• **Short exercise**
Search the records for the word "Control" and report each line that has it.

--- Raw records ---

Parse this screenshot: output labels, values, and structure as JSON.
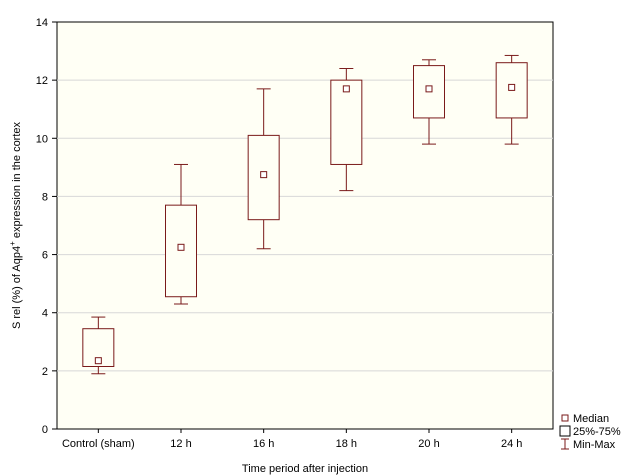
{
  "chart_data": {
    "type": "box",
    "title": "",
    "xlabel": "Time period after injection",
    "ylabel_parts": [
      "S rel (%) of Aqp4",
      "+",
      " expression in the cortex"
    ],
    "ylim": [
      0,
      14
    ],
    "yticks": [
      0,
      2,
      4,
      6,
      8,
      10,
      12,
      14
    ],
    "grid": true,
    "legend_position": "bottom-right",
    "categories": [
      "Control (sham)",
      "12 h",
      "16 h",
      "18 h",
      "20 h",
      "24 h"
    ],
    "boxes": [
      {
        "category": "Control (sham)",
        "min": 1.9,
        "q1": 2.15,
        "median": 2.35,
        "q3": 3.45,
        "max": 3.85
      },
      {
        "category": "12 h",
        "min": 4.3,
        "q1": 4.55,
        "median": 6.25,
        "q3": 7.7,
        "max": 9.1
      },
      {
        "category": "16 h",
        "min": 6.2,
        "q1": 7.2,
        "median": 8.75,
        "q3": 10.1,
        "max": 11.7
      },
      {
        "category": "18 h",
        "min": 8.2,
        "q1": 9.1,
        "median": 11.7,
        "q3": 12.0,
        "max": 12.4
      },
      {
        "category": "20 h",
        "min": 9.8,
        "q1": 10.7,
        "median": 11.7,
        "q3": 12.5,
        "max": 12.7
      },
      {
        "category": "24 h",
        "min": 9.8,
        "q1": 10.7,
        "median": 11.75,
        "q3": 12.6,
        "max": 12.85
      }
    ],
    "legend": [
      {
        "key": "median",
        "label": "Median"
      },
      {
        "key": "box",
        "label": "25%-75%"
      },
      {
        "key": "whisker",
        "label": "Min-Max"
      }
    ],
    "colors": {
      "plot_background": "#fffff5",
      "frame": "#000000",
      "grid": "#d8d8d8",
      "box_stroke": "#7a1a1a",
      "whisker_stroke": "#7a1a1a",
      "median_marker": "#7a1a1a"
    }
  }
}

---

• **Response**
      "Control (sham)",
        "category": "Control (sham)",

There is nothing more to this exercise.